*EXERCISE PROMPT:*
Quote each record exactly, please, leaving none out.

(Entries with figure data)
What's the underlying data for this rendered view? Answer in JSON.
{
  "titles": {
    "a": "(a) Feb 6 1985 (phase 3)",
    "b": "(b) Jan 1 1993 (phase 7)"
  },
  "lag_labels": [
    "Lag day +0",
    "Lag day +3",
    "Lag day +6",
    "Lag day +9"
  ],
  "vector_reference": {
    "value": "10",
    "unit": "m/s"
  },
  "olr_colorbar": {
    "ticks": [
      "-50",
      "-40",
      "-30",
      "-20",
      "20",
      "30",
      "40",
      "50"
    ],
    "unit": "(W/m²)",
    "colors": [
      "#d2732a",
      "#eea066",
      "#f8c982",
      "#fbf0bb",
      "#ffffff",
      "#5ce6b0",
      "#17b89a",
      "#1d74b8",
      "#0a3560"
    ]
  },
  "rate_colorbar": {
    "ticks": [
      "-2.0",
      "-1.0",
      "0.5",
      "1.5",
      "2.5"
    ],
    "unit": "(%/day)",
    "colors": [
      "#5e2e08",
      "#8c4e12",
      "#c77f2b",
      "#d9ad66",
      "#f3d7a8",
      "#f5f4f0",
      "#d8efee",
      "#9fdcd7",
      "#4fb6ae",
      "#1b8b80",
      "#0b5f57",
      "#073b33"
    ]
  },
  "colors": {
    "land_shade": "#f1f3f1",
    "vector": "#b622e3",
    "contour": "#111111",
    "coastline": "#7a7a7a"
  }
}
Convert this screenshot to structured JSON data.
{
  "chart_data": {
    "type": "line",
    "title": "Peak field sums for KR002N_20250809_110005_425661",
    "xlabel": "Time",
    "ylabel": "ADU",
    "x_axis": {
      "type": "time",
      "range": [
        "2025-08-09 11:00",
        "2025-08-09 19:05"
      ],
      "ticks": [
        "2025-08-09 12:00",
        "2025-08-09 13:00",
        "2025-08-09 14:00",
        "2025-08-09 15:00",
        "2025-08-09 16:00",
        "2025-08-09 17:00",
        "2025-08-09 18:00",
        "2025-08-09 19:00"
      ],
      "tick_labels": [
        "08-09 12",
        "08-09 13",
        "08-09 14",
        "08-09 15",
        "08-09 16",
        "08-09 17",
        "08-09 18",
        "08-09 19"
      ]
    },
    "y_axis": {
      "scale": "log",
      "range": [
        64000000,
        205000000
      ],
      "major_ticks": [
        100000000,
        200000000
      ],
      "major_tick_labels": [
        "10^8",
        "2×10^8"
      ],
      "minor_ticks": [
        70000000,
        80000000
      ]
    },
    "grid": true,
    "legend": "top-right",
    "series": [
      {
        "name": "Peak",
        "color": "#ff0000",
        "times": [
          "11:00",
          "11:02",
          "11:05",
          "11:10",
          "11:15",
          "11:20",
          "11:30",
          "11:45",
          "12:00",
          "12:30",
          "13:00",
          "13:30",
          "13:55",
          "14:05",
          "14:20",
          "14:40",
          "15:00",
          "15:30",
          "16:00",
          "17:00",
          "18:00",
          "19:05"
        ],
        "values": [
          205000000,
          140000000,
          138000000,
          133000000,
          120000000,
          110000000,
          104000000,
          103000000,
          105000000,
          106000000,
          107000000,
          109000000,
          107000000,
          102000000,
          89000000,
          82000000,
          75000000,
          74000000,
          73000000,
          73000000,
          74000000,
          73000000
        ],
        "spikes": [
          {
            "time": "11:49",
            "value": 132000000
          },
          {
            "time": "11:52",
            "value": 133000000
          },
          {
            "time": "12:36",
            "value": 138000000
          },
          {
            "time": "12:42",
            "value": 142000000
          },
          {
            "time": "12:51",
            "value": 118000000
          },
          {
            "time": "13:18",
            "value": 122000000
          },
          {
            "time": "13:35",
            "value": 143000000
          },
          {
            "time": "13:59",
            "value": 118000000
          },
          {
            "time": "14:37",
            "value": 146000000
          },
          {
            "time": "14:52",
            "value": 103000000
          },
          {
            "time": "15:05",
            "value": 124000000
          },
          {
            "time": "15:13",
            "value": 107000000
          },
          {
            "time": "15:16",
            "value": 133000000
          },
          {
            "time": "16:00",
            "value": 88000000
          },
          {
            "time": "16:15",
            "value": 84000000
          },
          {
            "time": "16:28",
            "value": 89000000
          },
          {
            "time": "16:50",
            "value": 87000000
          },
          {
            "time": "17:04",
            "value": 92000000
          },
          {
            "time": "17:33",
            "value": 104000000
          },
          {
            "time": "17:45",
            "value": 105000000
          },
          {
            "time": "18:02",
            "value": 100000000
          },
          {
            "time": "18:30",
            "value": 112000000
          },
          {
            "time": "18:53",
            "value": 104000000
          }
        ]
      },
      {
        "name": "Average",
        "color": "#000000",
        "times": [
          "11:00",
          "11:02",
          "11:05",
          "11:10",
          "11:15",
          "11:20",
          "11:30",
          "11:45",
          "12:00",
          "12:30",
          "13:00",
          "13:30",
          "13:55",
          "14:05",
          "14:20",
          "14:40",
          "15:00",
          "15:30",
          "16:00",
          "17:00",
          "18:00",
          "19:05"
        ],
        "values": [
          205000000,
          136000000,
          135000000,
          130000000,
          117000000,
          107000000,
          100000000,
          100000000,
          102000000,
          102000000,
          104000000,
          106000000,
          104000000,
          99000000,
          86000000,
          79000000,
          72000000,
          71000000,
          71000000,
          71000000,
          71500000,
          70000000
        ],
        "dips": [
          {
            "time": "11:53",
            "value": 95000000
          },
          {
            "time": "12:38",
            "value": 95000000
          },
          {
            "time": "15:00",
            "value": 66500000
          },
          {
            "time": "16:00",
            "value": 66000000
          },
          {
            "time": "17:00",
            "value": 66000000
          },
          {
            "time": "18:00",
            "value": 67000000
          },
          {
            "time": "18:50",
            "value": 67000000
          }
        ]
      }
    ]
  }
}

*THE OUTPUT:*
What's the underlying data for this rendered view? Answer in JSON.
{
  "titles": {
    "a": "(a) Feb 6 1985 (phase 3)",
    "b": "(b) Jan 1 1993 (phase 7)"
  },
  "lag_labels": [
    "Lag day +0",
    "Lag day +3",
    "Lag day +6",
    "Lag day +9"
  ],
  "vector_reference": {
    "value": "10",
    "unit": "m/s"
  },
  "olr_colorbar": {
    "ticks": [
      "-50",
      "-40",
      "-30",
      "-20",
      "20",
      "30",
      "40",
      "50"
    ],
    "unit": "(W/m²)",
    "colors": [
      "#d2732a",
      "#eea066",
      "#f8c982",
      "#fbf0bb",
      "#ffffff",
      "#5ce6b0",
      "#17b89a",
      "#1d74b8",
      "#0a3560"
    ]
  },
  "rate_colorbar": {
    "ticks": [
      "-2.0",
      "-1.0",
      "0.5",
      "1.5",
      "2.5"
    ],
    "unit": "(%/day)",
    "colors": [
      "#5e2e08",
      "#8c4e12",
      "#c77f2b",
      "#d9ad66",
      "#f3d7a8",
      "#f5f4f0",
      "#d8efee",
      "#9fdcd7",
      "#4fb6ae",
      "#1b8b80",
      "#0b5f57",
      "#073b33"
    ]
  },
  "colors": {
    "land_shade": "#f1f3f1",
    "vector": "#b622e3",
    "contour": "#111111",
    "coastline": "#7a7a7a"
  }
}
Convert this screenshot to structured JSON data.
{
  "chart_data": {
    "type": "line",
    "title": "Peak field sums for KR002N_20250809_110005_425661",
    "xlabel": "Time",
    "ylabel": "ADU",
    "x_axis": {
      "type": "time",
      "range": [
        "2025-08-09 11:00",
        "2025-08-09 19:05"
      ],
      "ticks": [
        "2025-08-09 12:00",
        "2025-08-09 13:00",
        "2025-08-09 14:00",
        "2025-08-09 15:00",
        "2025-08-09 16:00",
        "2025-08-09 17:00",
        "2025-08-09 18:00",
        "2025-08-09 19:00"
      ],
      "tick_labels": [
        "08-09 12",
        "08-09 13",
        "08-09 14",
        "08-09 15",
        "08-09 16",
        "08-09 17",
        "08-09 18",
        "08-09 19"
      ]
    },
    "y_axis": {
      "scale": "log",
      "range": [
        64000000,
        205000000
      ],
      "major_ticks": [
        100000000,
        200000000
      ],
      "major_tick_labels": [
        "10^8",
        "2×10^8"
      ],
      "minor_ticks": [
        70000000,
        80000000
      ]
    },
    "grid": true,
    "legend": "top-right",
    "series": [
      {
        "name": "Peak",
        "color": "#ff0000",
        "times": [
          "11:00",
          "11:02",
          "11:05",
          "11:10",
          "11:15",
          "11:20",
          "11:30",
          "11:45",
          "12:00",
          "12:30",
          "13:00",
          "13:30",
          "13:55",
          "14:05",
          "14:20",
          "14:40",
          "15:00",
          "15:30",
          "16:00",
          "17:00",
          "18:00",
          "19:05"
        ],
        "values": [
          205000000,
          140000000,
          138000000,
          133000000,
          120000000,
          110000000,
          104000000,
          103000000,
          105000000,
          106000000,
          107000000,
          109000000,
          107000000,
          102000000,
          89000000,
          82000000,
          75000000,
          74000000,
          73000000,
          73000000,
          74000000,
          73000000
        ],
        "spikes": [
          {
            "time": "11:49",
            "value": 132000000
          },
          {
            "time": "11:52",
            "value": 133000000
          },
          {
            "time": "12:36",
            "value": 138000000
          },
          {
            "time": "12:42",
            "value": 142000000
          },
          {
            "time": "12:51",
            "value": 118000000
          },
          {
            "time": "13:18",
            "value": 122000000
          },
          {
            "time": "13:35",
            "value": 143000000
          },
          {
            "time": "13:59",
            "value": 118000000
          },
          {
            "time": "14:37",
            "value": 146000000
          },
          {
            "time": "14:52",
            "value": 103000000
          },
          {
            "time": "15:05",
            "value": 124000000
          },
          {
            "time": "15:13",
            "value": 107000000
          },
          {
            "time": "15:16",
            "value": 133000000
          },
          {
            "time": "16:00",
            "value": 88000000
          },
          {
            "time": "16:15",
            "value": 84000000
          },
          {
            "time": "16:28",
            "value": 89000000
          },
          {
            "time": "16:50",
            "value": 87000000
          },
          {
            "time": "17:04",
            "value": 92000000
          },
          {
            "time": "17:33",
            "value": 104000000
          },
          {
            "time": "17:45",
            "value": 105000000
          },
          {
            "time": "18:02",
            "value": 100000000
          },
          {
            "time": "18:30",
            "value": 112000000
          },
          {
            "time": "18:53",
            "value": 104000000
          }
        ]
      },
      {
        "name": "Average",
        "color": "#000000",
        "times": [
          "11:00",
          "11:02",
          "11:05",
          "11:10",
          "11:15",
          "11:20",
          "11:30",
          "11:45",
          "12:00",
          "12:30",
          "13:00",
          "13:30",
          "13:55",
          "14:05",
          "14:20",
          "14:40",
          "15:00",
          "15:30",
          "16:00",
          "17:00",
          "18:00",
          "19:05"
        ],
        "values": [
          205000000,
          136000000,
          135000000,
          130000000,
          117000000,
          107000000,
          100000000,
          100000000,
          102000000,
          102000000,
          104000000,
          106000000,
          104000000,
          99000000,
          86000000,
          79000000,
          72000000,
          71000000,
          71000000,
          71000000,
          71500000,
          70000000
        ],
        "dips": [
          {
            "time": "11:53",
            "value": 95000000
          },
          {
            "time": "12:38",
            "value": 95000000
          },
          {
            "time": "15:00",
            "value": 66500000
          },
          {
            "time": "16:00",
            "value": 66000000
          },
          {
            "time": "17:00",
            "value": 66000000
          },
          {
            "time": "18:00",
            "value": 67000000
          },
          {
            "time": "18:50",
            "value": 67000000
          }
        ]
      }
    ]
  }
}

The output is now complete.